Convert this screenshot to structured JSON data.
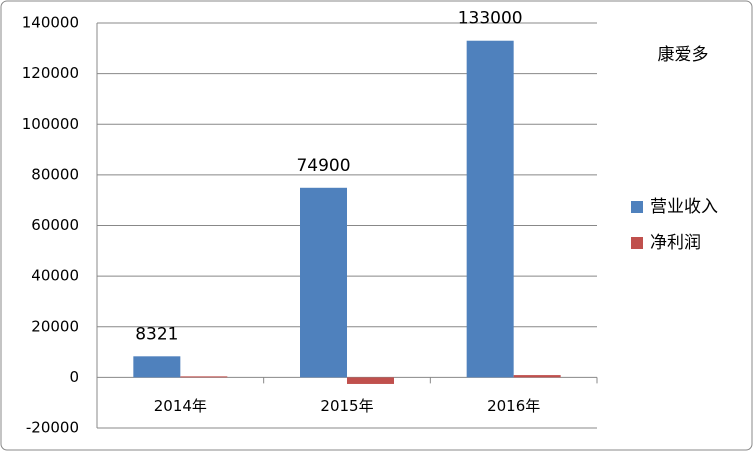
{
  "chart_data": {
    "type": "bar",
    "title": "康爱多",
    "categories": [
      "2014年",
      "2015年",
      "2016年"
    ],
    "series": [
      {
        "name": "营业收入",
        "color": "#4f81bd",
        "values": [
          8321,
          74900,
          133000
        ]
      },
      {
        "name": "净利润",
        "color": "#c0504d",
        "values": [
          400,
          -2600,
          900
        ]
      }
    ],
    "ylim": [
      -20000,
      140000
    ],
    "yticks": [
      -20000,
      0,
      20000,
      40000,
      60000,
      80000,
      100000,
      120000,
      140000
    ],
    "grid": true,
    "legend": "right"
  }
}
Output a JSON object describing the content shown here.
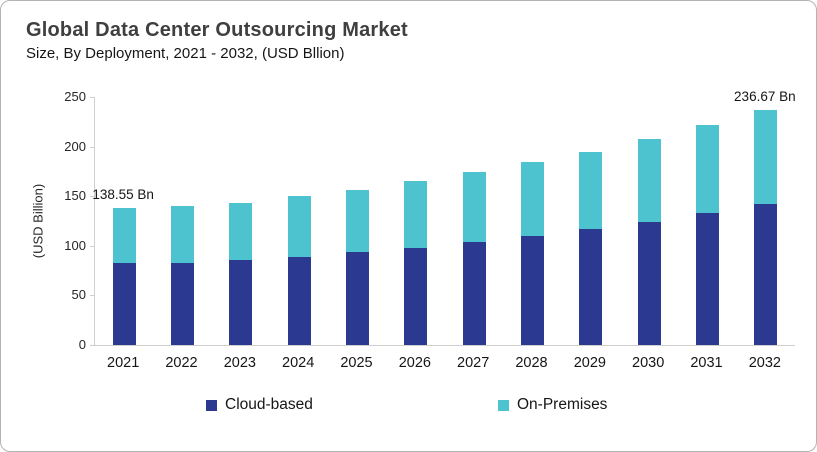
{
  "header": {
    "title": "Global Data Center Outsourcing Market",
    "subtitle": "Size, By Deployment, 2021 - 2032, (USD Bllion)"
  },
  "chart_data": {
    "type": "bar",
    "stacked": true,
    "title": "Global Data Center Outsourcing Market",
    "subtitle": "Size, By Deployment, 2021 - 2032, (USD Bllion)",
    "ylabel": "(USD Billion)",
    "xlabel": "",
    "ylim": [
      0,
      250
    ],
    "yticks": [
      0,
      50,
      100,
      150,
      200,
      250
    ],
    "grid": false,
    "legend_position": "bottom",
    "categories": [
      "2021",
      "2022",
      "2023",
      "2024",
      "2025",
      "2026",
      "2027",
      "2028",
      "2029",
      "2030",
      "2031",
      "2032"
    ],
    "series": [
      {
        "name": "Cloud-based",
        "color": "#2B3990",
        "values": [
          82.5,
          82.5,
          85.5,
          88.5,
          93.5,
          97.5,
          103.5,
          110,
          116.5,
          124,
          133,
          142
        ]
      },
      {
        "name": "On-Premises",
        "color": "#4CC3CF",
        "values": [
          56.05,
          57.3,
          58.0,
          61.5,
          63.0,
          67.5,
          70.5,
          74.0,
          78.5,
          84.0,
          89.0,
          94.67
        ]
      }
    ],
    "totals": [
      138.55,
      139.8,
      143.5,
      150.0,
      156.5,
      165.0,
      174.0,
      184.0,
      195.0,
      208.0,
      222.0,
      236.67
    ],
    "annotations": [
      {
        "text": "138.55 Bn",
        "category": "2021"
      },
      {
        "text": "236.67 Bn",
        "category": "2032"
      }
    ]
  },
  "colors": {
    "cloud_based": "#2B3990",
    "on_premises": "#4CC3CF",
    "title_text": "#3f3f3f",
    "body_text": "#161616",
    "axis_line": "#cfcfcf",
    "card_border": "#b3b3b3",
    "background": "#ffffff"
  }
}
::::
Written instruction :: Note each line of the entries that has "Deployment" in it, and copy those lines.

Completed task ::
    "subtitle": "Size, By Deployment, 2021 - 2032, (USD Bllion)"
    "subtitle": "Size, By Deployment, 2021 - 2032, (USD Bllion)",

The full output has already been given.